### OBJECTIVE
Show every line that has the string "this" in it.
+++++
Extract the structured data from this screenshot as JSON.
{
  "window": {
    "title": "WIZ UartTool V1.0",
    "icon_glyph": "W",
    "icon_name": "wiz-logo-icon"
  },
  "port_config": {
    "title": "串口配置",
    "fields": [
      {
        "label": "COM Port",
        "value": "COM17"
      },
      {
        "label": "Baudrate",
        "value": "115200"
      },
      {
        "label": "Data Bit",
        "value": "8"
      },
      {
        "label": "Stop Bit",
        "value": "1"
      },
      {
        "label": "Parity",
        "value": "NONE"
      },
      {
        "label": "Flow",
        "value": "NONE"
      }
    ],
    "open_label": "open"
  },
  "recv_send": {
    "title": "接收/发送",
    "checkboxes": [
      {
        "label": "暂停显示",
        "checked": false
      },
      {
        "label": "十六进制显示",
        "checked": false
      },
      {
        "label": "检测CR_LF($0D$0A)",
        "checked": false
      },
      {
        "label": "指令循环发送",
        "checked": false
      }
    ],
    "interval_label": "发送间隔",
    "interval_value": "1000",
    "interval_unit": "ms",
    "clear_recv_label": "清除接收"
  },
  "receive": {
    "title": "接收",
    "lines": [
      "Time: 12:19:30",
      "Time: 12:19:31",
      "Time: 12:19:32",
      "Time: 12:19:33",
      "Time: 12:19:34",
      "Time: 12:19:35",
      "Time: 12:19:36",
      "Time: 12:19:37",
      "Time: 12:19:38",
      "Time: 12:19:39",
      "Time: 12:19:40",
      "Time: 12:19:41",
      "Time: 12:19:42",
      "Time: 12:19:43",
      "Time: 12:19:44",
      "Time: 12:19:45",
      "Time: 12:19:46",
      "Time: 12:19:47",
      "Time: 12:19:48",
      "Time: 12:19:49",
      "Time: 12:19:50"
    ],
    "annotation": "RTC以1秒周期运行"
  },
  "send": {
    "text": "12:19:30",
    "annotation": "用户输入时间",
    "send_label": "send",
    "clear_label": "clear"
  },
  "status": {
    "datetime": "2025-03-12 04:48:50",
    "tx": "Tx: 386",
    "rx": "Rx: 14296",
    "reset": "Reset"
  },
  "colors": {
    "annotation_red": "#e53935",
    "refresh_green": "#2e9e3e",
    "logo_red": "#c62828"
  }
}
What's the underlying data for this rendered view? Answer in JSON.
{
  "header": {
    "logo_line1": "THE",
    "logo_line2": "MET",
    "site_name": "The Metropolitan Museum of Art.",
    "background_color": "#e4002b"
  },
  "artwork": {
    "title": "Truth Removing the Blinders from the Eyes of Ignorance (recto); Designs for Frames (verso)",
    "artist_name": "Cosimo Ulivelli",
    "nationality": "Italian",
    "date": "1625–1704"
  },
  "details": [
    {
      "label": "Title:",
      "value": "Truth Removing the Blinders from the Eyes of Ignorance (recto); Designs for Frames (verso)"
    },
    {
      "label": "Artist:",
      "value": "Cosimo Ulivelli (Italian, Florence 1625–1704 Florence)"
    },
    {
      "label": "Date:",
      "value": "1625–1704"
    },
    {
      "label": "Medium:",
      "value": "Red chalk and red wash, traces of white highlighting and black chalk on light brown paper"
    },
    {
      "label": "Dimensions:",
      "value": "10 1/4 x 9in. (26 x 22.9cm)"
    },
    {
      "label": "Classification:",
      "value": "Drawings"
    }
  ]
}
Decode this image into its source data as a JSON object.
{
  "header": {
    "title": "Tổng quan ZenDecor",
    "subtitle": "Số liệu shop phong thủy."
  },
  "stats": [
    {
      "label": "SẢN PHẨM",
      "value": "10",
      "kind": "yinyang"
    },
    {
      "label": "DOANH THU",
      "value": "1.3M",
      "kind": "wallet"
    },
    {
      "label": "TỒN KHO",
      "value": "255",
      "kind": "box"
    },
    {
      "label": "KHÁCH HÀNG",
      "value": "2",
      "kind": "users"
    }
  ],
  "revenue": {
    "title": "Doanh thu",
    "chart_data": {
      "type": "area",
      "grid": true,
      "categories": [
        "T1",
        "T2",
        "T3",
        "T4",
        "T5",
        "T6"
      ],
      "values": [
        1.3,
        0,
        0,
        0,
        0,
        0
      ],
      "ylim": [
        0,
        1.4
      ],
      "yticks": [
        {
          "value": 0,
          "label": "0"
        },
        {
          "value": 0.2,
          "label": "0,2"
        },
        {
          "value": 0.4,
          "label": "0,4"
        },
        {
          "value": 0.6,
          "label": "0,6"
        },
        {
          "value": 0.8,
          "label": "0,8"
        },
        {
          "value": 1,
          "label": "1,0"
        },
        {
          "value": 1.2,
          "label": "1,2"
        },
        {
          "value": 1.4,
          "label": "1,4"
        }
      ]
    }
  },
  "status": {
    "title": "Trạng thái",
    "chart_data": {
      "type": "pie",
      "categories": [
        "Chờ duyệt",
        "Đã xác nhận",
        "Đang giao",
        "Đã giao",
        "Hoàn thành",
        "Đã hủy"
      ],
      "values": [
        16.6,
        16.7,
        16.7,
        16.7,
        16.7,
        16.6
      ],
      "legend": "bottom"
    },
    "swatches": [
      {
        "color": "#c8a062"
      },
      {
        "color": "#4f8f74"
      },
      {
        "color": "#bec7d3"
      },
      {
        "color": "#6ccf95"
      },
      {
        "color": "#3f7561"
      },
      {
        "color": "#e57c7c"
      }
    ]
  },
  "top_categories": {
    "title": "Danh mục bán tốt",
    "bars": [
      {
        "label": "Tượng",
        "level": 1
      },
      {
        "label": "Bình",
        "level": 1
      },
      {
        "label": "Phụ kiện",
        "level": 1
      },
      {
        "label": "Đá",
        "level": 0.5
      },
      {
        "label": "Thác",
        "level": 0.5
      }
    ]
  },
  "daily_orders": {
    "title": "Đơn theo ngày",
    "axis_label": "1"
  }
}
+++++
### REPLY
Extract the structured data from this screenshot as JSON.
What's the underlying data for this rendered view? Answer in JSON.
Decode this image into its source data as a JSON object.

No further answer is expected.